==== Dataset

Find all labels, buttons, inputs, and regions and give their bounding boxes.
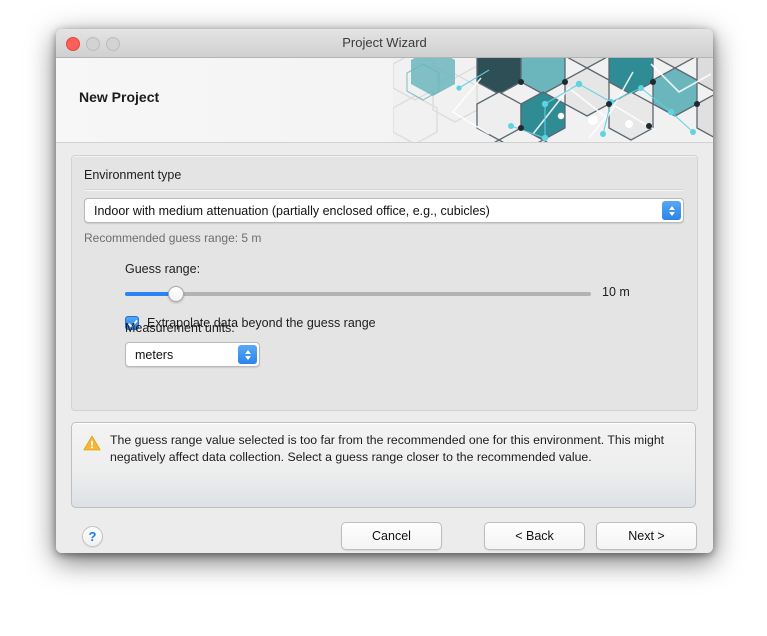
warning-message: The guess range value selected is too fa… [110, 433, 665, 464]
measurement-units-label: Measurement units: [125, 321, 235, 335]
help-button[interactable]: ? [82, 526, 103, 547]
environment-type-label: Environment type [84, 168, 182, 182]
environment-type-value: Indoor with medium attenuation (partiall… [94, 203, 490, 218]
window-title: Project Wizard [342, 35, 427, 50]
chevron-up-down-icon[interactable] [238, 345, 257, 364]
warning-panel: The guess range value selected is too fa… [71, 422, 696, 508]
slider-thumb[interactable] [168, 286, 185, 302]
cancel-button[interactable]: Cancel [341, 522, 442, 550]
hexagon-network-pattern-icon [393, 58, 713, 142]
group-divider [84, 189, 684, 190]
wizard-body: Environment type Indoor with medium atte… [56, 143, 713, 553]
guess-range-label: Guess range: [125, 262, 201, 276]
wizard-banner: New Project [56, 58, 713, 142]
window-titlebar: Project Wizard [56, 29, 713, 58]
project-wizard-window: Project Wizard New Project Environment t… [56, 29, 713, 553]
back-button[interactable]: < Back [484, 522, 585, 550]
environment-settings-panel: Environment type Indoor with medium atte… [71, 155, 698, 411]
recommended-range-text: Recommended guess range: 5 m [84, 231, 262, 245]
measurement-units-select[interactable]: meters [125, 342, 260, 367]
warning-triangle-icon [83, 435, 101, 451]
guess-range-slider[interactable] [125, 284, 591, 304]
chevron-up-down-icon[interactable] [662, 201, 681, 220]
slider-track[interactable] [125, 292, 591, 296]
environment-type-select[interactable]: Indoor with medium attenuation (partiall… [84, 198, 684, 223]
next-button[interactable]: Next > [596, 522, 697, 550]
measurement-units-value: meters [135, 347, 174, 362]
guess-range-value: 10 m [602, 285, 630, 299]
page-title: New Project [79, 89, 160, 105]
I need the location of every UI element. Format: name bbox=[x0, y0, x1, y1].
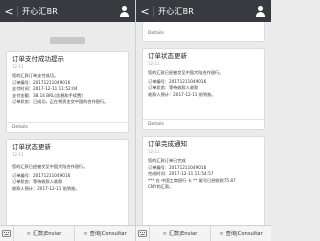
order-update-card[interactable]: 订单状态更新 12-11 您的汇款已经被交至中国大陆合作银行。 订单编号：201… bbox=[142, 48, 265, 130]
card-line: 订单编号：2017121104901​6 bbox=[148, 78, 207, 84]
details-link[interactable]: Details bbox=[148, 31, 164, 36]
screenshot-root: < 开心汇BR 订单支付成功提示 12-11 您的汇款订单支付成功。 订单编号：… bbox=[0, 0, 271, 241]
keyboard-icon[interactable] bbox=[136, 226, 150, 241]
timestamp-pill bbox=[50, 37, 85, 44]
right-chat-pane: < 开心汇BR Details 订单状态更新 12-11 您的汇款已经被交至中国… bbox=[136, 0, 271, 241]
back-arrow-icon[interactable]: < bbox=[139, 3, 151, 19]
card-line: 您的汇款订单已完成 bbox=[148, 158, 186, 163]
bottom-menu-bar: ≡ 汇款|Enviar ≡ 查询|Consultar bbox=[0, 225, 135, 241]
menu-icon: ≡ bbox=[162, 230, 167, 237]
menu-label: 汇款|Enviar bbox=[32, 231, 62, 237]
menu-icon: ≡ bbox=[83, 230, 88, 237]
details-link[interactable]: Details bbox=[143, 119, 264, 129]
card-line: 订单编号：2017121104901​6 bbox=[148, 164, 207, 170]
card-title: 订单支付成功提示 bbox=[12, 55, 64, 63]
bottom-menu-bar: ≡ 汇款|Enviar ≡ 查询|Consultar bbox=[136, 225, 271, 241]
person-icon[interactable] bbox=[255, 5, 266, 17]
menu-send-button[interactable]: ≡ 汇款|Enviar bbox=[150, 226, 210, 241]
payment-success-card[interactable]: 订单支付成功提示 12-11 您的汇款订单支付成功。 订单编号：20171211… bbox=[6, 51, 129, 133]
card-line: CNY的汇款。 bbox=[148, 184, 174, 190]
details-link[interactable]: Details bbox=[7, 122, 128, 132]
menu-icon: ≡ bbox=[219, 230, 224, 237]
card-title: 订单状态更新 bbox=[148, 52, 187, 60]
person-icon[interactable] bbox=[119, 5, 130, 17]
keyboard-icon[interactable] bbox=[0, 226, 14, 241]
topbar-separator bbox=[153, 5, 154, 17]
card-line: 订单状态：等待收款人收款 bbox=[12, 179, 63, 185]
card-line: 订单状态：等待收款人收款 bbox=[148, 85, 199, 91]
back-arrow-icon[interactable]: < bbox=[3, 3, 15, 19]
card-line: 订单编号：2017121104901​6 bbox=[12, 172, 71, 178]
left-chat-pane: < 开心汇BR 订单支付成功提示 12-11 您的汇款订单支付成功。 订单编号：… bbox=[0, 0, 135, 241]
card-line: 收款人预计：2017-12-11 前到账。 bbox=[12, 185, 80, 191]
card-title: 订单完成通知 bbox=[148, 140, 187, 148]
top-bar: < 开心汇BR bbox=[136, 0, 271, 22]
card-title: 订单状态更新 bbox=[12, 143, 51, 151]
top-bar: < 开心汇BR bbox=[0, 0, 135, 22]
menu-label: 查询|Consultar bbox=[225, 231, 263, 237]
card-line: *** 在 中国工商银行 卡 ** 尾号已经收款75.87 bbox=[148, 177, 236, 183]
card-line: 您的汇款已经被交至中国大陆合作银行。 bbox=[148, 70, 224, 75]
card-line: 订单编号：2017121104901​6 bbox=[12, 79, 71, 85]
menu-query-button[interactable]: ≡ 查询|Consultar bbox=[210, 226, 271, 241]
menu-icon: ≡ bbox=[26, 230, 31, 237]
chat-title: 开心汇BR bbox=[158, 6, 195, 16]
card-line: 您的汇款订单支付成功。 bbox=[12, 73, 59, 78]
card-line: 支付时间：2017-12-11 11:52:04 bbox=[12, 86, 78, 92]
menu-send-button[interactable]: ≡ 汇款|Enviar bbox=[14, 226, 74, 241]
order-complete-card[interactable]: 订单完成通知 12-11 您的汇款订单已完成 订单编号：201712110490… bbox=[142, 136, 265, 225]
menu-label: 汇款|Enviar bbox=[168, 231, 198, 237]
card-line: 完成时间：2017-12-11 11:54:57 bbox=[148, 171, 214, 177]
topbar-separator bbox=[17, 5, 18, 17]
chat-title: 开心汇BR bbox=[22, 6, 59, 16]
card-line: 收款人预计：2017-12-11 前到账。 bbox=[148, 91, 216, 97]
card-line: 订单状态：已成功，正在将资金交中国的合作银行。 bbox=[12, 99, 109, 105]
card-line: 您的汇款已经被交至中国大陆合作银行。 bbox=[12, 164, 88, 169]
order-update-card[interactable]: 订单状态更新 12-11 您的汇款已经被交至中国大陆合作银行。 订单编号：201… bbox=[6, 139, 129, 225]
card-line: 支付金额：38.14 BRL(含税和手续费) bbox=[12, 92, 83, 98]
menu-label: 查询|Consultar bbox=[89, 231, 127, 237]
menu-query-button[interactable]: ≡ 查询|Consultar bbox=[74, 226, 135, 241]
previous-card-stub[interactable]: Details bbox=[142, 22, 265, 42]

========
==== Dataset

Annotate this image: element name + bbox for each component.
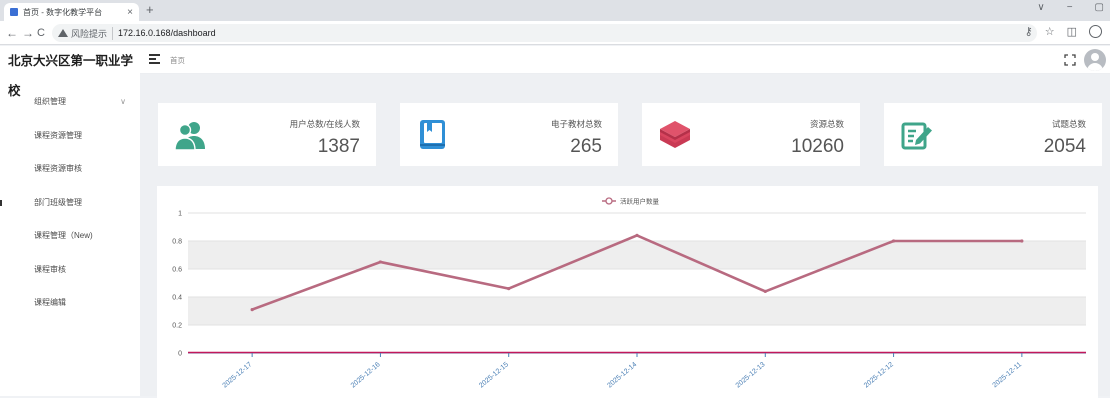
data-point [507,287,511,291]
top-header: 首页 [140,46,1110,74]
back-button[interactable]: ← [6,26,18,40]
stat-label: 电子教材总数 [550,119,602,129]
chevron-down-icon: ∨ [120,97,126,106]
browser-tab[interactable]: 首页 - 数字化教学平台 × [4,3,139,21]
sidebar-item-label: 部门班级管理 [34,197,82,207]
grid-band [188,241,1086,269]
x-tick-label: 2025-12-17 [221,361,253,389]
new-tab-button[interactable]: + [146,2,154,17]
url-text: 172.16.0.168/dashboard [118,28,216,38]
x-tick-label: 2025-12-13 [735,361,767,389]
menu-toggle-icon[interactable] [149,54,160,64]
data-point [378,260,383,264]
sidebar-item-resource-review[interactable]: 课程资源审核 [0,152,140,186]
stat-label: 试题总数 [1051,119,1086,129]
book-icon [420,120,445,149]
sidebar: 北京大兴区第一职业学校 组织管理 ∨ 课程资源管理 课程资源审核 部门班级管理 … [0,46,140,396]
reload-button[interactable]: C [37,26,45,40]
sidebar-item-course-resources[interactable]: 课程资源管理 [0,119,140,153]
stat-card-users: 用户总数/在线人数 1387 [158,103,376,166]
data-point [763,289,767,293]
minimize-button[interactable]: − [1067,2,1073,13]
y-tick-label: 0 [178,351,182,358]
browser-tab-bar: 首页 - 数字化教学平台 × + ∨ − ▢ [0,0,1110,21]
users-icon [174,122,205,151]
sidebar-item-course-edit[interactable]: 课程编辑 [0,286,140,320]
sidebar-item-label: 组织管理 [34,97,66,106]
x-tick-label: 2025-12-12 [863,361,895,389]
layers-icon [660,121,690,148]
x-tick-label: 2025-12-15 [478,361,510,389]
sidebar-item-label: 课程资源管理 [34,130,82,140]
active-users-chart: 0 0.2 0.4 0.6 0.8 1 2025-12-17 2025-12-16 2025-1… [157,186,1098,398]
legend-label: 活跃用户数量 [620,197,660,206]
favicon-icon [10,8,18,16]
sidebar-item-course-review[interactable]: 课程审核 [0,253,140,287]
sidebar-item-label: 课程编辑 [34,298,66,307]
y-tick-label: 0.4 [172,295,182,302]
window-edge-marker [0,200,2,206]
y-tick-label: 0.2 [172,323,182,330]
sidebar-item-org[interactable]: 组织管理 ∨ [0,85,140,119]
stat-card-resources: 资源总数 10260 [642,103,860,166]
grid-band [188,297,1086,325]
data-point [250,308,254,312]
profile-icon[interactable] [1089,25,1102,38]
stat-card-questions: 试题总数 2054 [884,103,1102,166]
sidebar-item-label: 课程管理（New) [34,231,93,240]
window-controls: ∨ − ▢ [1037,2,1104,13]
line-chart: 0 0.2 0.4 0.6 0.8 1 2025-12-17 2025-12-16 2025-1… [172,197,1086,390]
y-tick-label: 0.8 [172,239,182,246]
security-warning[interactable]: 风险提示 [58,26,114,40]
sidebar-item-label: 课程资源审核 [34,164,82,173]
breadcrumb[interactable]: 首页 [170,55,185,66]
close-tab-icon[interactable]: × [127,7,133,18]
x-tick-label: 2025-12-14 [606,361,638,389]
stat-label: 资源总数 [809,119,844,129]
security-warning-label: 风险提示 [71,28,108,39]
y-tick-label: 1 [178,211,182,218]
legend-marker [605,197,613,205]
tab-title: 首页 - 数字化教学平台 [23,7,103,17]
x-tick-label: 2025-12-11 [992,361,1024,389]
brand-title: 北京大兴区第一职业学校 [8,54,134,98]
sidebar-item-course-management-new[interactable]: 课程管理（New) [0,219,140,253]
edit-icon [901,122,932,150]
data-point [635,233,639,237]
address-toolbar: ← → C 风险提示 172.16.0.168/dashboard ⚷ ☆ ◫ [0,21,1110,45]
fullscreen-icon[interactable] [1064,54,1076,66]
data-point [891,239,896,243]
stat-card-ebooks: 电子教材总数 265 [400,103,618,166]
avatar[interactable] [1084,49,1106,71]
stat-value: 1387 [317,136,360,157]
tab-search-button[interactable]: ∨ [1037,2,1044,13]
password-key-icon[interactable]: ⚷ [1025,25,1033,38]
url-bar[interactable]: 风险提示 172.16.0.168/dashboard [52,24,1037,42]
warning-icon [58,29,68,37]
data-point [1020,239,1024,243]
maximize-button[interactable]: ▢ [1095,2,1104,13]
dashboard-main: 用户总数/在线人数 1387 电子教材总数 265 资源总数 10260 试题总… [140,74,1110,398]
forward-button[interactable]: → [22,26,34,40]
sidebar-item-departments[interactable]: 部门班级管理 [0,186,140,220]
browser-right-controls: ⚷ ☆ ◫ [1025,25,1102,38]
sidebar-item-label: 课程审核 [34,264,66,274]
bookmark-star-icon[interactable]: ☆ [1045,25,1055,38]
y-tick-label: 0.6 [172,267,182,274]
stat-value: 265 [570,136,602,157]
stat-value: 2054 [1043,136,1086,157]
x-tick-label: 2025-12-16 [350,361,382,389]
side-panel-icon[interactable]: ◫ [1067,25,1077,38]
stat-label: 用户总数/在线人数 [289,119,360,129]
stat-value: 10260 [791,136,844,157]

========

• Written instruction:
Echo the lines verbatim, beginning at the line that has "warning-message: The guess" and stopping after the line that has "page-title: New Project [79, 89, 160, 105]".

• Task solution:
warning-message: The guess range value selected is too fa… [110, 433, 665, 464]
measurement-units-label: Measurement units: [125, 321, 235, 335]
help-button[interactable]: ? [82, 526, 103, 547]
environment-type-label: Environment type [84, 168, 182, 182]
environment-type-value: Indoor with medium attenuation (partiall… [94, 203, 490, 218]
window-title: Project Wizard [342, 35, 427, 50]
chevron-up-down-icon[interactable] [238, 345, 257, 364]
warning-panel: The guess range value selected is too fa… [71, 422, 696, 508]
slider-thumb[interactable] [168, 286, 185, 302]
cancel-button[interactable]: Cancel [341, 522, 442, 550]
hexagon-network-pattern-icon [393, 58, 713, 142]
group-divider [84, 189, 684, 190]
wizard-body: Environment type Indoor with medium atte… [56, 143, 713, 553]
guess-range-label: Guess range: [125, 262, 201, 276]
wizard-banner: New Project [56, 58, 713, 142]
window-titlebar: Project Wizard [56, 29, 713, 58]
project-wizard-window: Project Wizard New Project Environment t… [56, 29, 713, 553]
back-button[interactable]: < Back [484, 522, 585, 550]
environment-settings-panel: Environment type Indoor with medium atte… [71, 155, 698, 411]
recommended-range-text: Recommended guess range: 5 m [84, 231, 262, 245]
measurement-units-select[interactable]: meters [125, 342, 260, 367]
warning-triangle-icon [83, 435, 101, 451]
guess-range-slider[interactable] [125, 284, 591, 304]
chevron-up-down-icon[interactable] [662, 201, 681, 220]
slider-track[interactable] [125, 292, 591, 296]
environment-type-select[interactable]: Indoor with medium attenuation (partiall… [84, 198, 684, 223]
next-button[interactable]: Next > [596, 522, 697, 550]
measurement-units-value: meters [135, 347, 174, 362]
guess-range-value: 10 m [602, 285, 630, 299]
page-title: New Project [79, 89, 160, 105]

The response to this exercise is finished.